Collection entries:
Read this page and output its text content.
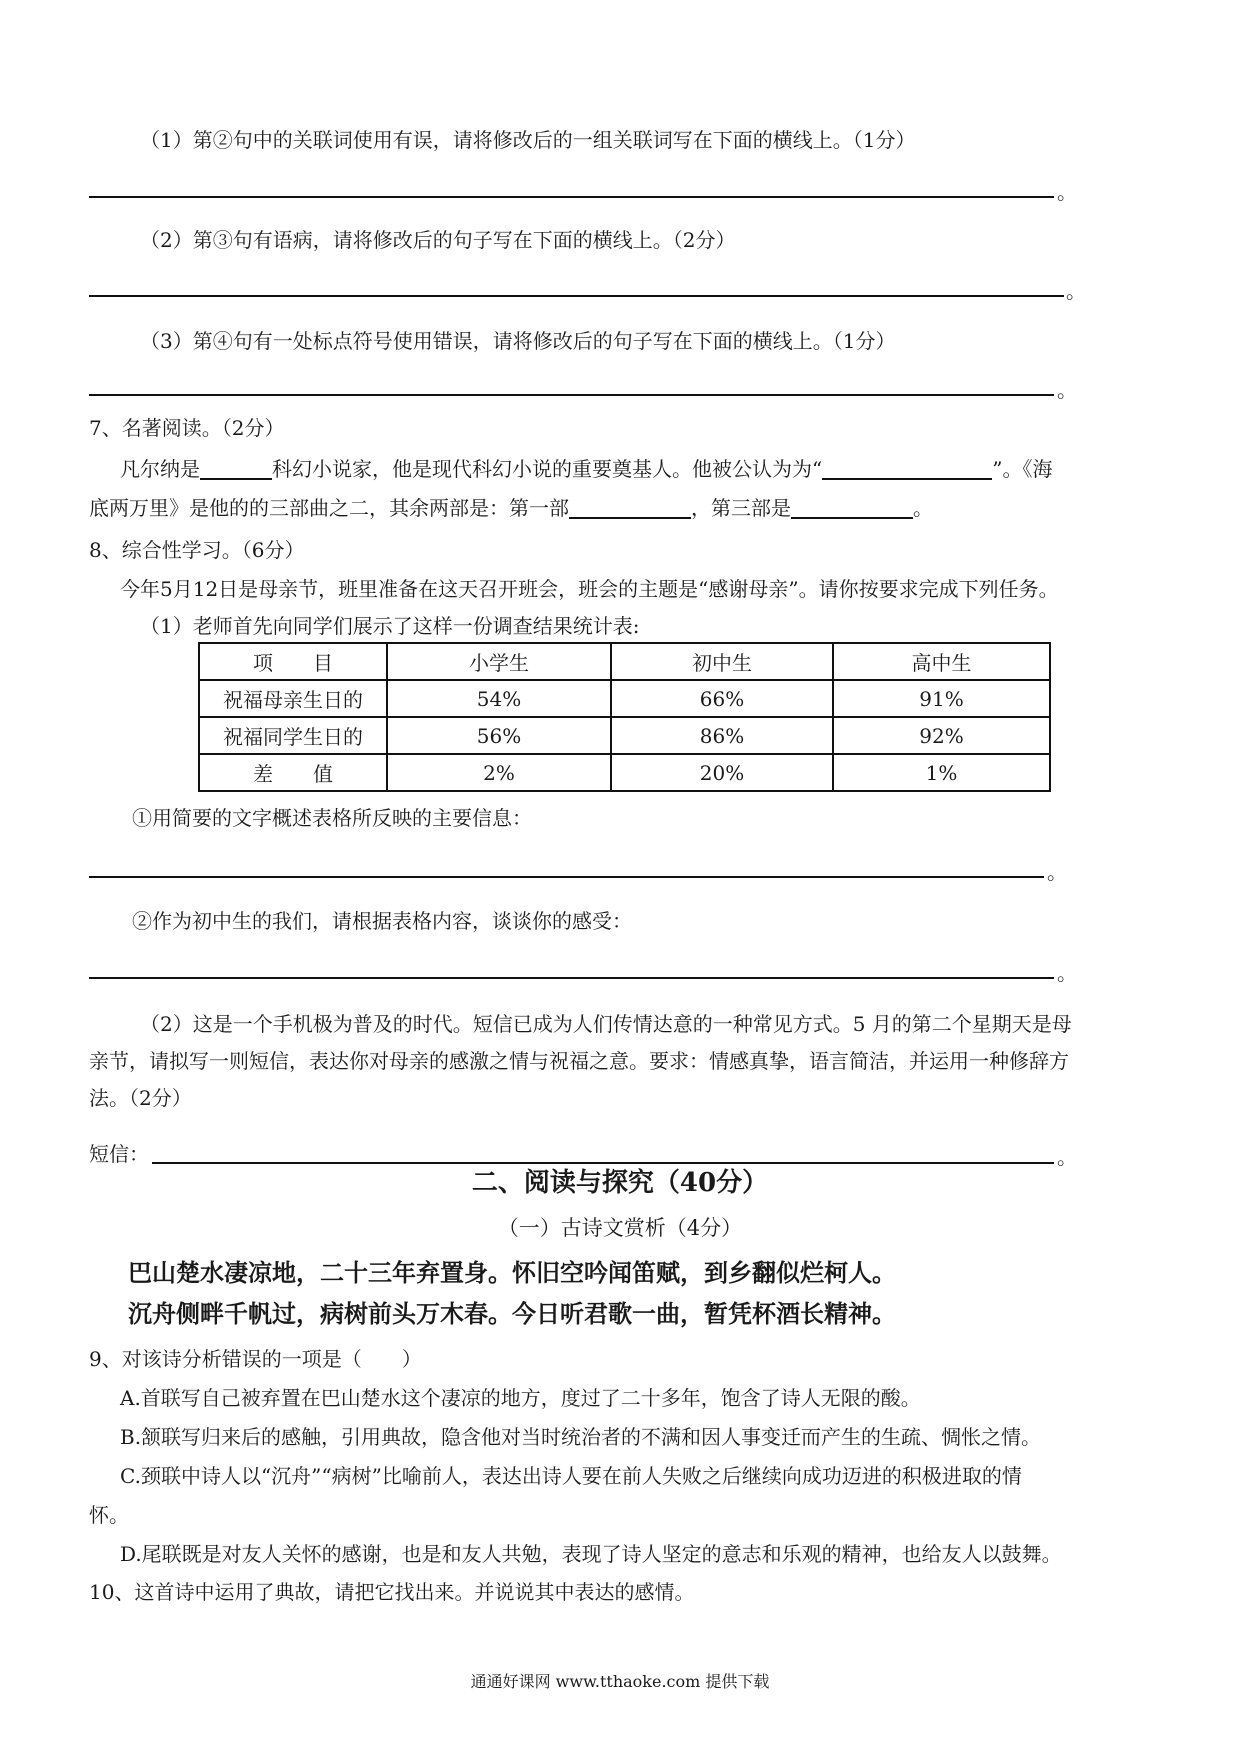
（1）第②句中的关联词使用有误，请将修改后的一组关联词写在下面的横线上。（1分）
。
（2）第③句有语病，请将修改后的句子写在下面的横线上。（2分）
。
（3）第④句有一处标点符号使用错误，请将修改后的句子写在下面的横线上。（1分）
。
7、名著阅读。（2分）
凡尔纳是	科幻小说家，他是现代科幻小说的重要奠基人。他被公认为为“	”。《海
底两万里》是他的的三部曲之二，其余两部是：第一部	，第三部是	。
8、综合性学习。（6分）
今年5月12日是母亲节，班里准备在这天召开班会，班会的主题是“感谢母亲”。请你按要求完成下列任务。
（1）老师首先向同学们展示了这样一份调查结果统计表:
项　　目	小学生	初中生	高中生
祝福母亲生日的	54%	66%	91%
祝福同学生日的	56%	86%	92%
差　　值	2%	20%	1%
①用简要的文字概述表格所反映的主要信息：
。
②作为初中生的我们，请根据表格内容，谈谈你的感受：
。
（2）这是一个手机极为普及的时代。短信已成为人们传情达意的一种常见方式。5 月的第二个星期天是母
亲节，请拟写一则短信，表达你对母亲的感激之情与祝福之意。要求：情感真挚，语言简洁，并运用一种修辞方
法。（2分）
短信：	。
二、阅读与探究（40分）
（一）古诗文赏析（4分）
巴山楚水凄凉地，二十三年弃置身。怀旧空吟闻笛赋，到乡翻似烂柯人。
沉舟侧畔千帆过，病树前头万木春。今日听君歌一曲，暂凭杯酒长精神。
9、对该诗分析错误的一项是（　　）
A.首联写自己被弃置在巴山楚水这个凄凉的地方，度过了二十多年，饱含了诗人无限的酸。
B.颔联写归来后的感触，引用典故，隐含他对当时统治者的不满和因人事变迁而产生的生疏、惆怅之情。
C.颈联中诗人以“沉舟”“病树”比喻前人，表达出诗人要在前人失败之后继续向成功迈进的积极进取的情
怀。
D.尾联既是对友人关怀的感谢，也是和友人共勉，表现了诗人坚定的意志和乐观的精神，也给友人以鼓舞。
10、这首诗中运用了典故，请把它找出来。并说说其中表达的感情。
通通好课网 www.tthaoke.com 提供下载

*Given exercise:* Reproduce every entry word for word, but skip any pictures.

*Reply:*
Read this page and output its text content.
（1）第②句中的关联词使用有误，请将修改后的一组关联词写在下面的横线上。（1分）
。
（2）第③句有语病，请将修改后的句子写在下面的横线上。（2分）
。
（3）第④句有一处标点符号使用错误，请将修改后的句子写在下面的横线上。（1分）
。
7、名著阅读。（2分）
凡尔纳是	科幻小说家，他是现代科幻小说的重要奠基人。他被公认为为“	”。《海
底两万里》是他的的三部曲之二，其余两部是：第一部	，第三部是	。
8、综合性学习。（6分）
今年5月12日是母亲节，班里准备在这天召开班会，班会的主题是“感谢母亲”。请你按要求完成下列任务。
（1）老师首先向同学们展示了这样一份调查结果统计表:
项　　目	小学生	初中生	高中生
祝福母亲生日的	54%	66%	91%
祝福同学生日的	56%	86%	92%
差　　值	2%	20%	1%
①用简要的文字概述表格所反映的主要信息：
。
②作为初中生的我们，请根据表格内容，谈谈你的感受：
。
（2）这是一个手机极为普及的时代。短信已成为人们传情达意的一种常见方式。5 月的第二个星期天是母
亲节，请拟写一则短信，表达你对母亲的感激之情与祝福之意。要求：情感真挚，语言简洁，并运用一种修辞方
法。（2分）
短信：	。
二、阅读与探究（40分）
（一）古诗文赏析（4分）
巴山楚水凄凉地，二十三年弃置身。怀旧空吟闻笛赋，到乡翻似烂柯人。
沉舟侧畔千帆过，病树前头万木春。今日听君歌一曲，暂凭杯酒长精神。
9、对该诗分析错误的一项是（　　）
A.首联写自己被弃置在巴山楚水这个凄凉的地方，度过了二十多年，饱含了诗人无限的酸。
B.颔联写归来后的感触，引用典故，隐含他对当时统治者的不满和因人事变迁而产生的生疏、惆怅之情。
C.颈联中诗人以“沉舟”“病树”比喻前人，表达出诗人要在前人失败之后继续向成功迈进的积极进取的情
怀。
D.尾联既是对友人关怀的感谢，也是和友人共勉，表现了诗人坚定的意志和乐观的精神，也给友人以鼓舞。
10、这首诗中运用了典故，请把它找出来。并说说其中表达的感情。
通通好课网 www.tthaoke.com 提供下载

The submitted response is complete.